From the entries below, extract every line that includes the word "text".

========

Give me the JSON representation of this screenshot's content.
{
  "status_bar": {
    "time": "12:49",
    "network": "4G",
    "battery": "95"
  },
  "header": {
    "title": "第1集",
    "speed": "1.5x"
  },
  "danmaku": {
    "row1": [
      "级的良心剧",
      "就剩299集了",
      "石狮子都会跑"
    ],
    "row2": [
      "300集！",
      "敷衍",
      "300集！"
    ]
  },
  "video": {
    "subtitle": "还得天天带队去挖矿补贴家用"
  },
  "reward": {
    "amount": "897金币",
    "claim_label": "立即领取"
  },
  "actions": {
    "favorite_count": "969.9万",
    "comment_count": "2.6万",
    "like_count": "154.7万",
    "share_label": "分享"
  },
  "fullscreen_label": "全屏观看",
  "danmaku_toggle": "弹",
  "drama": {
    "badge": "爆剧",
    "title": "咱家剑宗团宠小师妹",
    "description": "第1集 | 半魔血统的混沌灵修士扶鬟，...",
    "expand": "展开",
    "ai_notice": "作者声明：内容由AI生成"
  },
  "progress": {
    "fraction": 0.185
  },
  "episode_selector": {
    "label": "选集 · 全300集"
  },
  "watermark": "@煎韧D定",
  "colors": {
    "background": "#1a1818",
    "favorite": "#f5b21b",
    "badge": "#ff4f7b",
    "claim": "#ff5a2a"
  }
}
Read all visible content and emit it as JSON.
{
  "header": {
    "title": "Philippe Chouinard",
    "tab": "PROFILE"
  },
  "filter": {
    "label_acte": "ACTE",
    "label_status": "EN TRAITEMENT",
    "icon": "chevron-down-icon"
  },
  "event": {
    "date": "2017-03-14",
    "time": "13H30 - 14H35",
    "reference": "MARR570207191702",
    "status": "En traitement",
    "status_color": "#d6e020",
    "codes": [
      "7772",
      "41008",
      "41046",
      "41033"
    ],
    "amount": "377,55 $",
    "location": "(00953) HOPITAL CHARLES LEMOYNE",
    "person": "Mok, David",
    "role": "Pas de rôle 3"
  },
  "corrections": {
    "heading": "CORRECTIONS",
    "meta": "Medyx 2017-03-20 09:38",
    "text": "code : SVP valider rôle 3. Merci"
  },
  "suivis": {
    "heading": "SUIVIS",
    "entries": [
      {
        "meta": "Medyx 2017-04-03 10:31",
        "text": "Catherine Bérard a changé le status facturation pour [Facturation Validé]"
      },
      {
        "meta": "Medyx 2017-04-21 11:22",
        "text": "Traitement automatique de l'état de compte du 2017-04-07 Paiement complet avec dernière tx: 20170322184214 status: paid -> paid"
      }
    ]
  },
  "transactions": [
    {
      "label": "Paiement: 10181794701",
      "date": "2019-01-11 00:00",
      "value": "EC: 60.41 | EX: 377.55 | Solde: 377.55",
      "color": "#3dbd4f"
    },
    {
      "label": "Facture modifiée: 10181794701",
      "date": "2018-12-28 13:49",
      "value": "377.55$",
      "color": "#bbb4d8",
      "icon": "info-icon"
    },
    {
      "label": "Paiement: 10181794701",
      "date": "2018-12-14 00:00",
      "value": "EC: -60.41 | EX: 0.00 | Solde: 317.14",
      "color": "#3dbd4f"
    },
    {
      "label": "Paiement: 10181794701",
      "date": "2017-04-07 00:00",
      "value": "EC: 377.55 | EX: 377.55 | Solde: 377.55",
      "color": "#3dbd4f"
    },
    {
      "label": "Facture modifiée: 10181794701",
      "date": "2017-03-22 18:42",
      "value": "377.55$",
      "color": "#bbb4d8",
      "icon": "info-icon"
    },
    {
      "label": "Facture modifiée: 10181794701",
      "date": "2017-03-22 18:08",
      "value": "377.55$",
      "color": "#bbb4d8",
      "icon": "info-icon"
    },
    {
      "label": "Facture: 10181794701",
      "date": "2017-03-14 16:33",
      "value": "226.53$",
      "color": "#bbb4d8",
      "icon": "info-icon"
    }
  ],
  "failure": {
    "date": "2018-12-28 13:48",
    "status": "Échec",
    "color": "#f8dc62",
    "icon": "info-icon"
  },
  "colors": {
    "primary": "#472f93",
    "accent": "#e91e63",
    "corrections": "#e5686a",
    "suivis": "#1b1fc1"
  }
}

========

• _Problem solution_
    "text": "code : SVP valider rôle 3. Merci"
        "text": "Catherine Bérard a changé le status facturation pour [Facturation Validé]"
        "text": "Traitement automatique de l'état de compte du 2017-04-07 Paiement complet avec dernière tx: 20170322184214 status: paid -> paid"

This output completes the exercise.